- _Given task_:
Look below. Copy each line that has "kcal" in it.

- _Data for this exercise_:

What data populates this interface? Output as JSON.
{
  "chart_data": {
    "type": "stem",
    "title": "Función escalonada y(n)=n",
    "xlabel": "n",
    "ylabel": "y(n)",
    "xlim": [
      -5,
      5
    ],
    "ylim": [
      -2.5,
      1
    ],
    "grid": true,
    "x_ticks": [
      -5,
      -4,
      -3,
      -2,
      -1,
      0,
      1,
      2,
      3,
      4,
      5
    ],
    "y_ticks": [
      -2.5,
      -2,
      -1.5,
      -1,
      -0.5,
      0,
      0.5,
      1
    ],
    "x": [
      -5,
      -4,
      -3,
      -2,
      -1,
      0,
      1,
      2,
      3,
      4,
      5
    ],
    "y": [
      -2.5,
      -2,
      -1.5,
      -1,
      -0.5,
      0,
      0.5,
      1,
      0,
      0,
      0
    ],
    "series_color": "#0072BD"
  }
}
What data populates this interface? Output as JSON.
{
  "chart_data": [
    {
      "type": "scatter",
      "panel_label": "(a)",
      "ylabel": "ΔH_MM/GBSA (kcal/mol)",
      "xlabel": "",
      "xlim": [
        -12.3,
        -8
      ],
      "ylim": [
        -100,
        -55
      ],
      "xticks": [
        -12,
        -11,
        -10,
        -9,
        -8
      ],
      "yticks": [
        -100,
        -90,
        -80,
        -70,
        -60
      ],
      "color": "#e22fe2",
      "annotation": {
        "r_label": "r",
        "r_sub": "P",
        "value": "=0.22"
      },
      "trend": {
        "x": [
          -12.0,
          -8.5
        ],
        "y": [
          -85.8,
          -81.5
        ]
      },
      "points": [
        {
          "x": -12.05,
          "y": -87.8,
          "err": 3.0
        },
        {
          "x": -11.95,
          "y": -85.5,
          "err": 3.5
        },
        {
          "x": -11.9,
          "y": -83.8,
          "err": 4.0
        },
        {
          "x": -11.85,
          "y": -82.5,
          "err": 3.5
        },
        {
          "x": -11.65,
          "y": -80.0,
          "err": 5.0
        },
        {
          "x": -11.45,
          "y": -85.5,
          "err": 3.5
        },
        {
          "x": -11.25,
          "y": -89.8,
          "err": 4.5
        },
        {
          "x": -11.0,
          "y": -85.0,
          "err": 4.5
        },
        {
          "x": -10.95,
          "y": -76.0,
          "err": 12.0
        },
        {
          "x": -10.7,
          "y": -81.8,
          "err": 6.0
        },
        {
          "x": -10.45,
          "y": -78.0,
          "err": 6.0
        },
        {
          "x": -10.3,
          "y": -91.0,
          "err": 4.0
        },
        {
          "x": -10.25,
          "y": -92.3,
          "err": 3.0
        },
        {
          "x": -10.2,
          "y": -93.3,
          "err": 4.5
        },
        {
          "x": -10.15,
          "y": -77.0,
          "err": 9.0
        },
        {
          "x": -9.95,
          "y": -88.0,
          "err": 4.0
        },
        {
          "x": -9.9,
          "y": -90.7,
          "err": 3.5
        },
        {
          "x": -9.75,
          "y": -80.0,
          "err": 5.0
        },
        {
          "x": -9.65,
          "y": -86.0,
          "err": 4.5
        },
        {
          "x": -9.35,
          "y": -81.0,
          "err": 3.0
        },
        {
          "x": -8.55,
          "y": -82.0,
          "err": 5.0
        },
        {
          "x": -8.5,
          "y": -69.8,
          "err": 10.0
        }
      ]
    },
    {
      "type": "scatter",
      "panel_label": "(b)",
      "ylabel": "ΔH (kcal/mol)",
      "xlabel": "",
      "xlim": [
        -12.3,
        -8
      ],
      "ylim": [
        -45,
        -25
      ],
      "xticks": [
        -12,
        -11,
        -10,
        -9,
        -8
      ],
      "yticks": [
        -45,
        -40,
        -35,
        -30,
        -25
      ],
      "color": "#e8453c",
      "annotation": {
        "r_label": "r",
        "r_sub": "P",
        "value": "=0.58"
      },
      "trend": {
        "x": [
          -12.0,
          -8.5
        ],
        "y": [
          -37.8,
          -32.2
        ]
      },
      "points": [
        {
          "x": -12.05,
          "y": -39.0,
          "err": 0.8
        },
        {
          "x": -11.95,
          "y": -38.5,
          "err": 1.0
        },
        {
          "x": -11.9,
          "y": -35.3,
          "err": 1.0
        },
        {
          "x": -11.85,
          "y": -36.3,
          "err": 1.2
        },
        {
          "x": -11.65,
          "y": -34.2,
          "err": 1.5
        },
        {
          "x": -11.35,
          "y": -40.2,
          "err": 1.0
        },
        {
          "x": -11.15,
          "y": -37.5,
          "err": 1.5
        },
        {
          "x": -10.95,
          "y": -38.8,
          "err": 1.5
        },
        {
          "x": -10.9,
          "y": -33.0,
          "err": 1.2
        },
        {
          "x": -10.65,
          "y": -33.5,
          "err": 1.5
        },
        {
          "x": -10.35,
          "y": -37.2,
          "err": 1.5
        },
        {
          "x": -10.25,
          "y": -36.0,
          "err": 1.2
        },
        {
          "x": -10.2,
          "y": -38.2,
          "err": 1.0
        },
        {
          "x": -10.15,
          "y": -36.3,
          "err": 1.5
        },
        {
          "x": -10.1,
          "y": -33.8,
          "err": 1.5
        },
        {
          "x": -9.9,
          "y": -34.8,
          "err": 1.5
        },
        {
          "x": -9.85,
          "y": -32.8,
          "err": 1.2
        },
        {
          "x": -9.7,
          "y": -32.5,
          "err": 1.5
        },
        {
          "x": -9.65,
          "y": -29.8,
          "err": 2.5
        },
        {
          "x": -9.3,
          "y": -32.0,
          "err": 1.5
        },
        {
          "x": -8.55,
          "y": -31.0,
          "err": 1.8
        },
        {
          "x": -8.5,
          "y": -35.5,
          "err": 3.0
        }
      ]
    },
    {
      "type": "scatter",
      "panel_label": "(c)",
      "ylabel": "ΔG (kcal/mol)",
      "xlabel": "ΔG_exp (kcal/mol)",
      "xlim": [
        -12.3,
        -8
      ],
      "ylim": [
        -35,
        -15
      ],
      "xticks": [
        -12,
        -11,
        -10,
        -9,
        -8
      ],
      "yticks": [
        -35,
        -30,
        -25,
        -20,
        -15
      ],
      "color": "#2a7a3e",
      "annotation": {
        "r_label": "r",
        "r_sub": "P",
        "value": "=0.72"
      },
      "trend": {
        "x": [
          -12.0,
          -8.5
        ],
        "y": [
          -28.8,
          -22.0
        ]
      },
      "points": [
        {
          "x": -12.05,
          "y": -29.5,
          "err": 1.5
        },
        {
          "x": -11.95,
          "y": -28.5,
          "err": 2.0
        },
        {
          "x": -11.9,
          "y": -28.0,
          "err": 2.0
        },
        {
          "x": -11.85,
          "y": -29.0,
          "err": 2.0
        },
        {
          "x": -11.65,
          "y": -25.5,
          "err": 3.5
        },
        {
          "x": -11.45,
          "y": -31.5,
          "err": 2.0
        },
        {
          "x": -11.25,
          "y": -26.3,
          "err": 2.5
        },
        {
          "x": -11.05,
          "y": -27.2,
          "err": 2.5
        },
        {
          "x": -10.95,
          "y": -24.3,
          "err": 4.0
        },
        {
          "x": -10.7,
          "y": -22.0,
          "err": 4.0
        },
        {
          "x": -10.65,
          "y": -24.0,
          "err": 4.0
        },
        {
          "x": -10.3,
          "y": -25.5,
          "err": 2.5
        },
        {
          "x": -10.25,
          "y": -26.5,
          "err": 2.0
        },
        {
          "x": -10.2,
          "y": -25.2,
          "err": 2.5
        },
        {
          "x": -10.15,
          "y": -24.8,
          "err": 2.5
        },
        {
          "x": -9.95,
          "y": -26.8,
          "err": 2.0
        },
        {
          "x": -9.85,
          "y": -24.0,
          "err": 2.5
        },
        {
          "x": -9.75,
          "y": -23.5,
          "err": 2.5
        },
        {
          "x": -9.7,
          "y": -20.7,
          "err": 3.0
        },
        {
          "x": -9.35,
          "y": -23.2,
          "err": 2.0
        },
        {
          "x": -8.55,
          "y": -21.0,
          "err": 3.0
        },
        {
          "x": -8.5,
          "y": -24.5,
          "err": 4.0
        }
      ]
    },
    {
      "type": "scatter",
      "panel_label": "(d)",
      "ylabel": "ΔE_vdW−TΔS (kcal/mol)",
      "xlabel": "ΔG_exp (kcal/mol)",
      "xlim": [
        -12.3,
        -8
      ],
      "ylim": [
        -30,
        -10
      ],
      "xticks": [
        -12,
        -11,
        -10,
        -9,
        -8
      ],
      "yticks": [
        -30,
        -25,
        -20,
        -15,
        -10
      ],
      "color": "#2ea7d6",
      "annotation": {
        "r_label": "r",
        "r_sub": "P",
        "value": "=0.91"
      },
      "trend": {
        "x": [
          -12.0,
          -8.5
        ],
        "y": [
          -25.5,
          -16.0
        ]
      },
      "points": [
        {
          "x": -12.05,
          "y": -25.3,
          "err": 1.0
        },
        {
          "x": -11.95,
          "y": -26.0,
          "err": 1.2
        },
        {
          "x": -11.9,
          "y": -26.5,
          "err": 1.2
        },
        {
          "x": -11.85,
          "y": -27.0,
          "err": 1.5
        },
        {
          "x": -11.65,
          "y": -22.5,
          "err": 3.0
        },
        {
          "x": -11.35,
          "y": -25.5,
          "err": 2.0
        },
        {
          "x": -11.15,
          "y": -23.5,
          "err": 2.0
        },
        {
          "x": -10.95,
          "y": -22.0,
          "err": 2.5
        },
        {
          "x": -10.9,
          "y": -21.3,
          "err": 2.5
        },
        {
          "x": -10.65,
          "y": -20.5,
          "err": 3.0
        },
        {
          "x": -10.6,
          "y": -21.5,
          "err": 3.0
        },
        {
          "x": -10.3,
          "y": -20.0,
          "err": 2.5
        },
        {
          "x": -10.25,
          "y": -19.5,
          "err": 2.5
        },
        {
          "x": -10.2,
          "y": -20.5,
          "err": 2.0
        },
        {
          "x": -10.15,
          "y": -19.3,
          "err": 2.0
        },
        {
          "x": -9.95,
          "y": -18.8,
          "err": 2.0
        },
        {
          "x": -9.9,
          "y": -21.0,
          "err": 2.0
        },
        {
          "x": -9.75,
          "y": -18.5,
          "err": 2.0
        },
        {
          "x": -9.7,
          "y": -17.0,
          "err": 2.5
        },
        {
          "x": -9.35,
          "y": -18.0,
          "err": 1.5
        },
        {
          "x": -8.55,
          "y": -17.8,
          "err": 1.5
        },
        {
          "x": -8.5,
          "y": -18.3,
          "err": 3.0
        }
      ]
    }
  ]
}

- _Exercise result_:
      "ylabel": "ΔH_MM/GBSA (kcal/mol)",
      "ylabel": "ΔH (kcal/mol)",
      "ylabel": "ΔG (kcal/mol)",
      "xlabel": "ΔG_exp (kcal/mol)",
      "ylabel": "ΔE_vdW−TΔS (kcal/mol)",
      "xlabel": "ΔG_exp (kcal/mol)",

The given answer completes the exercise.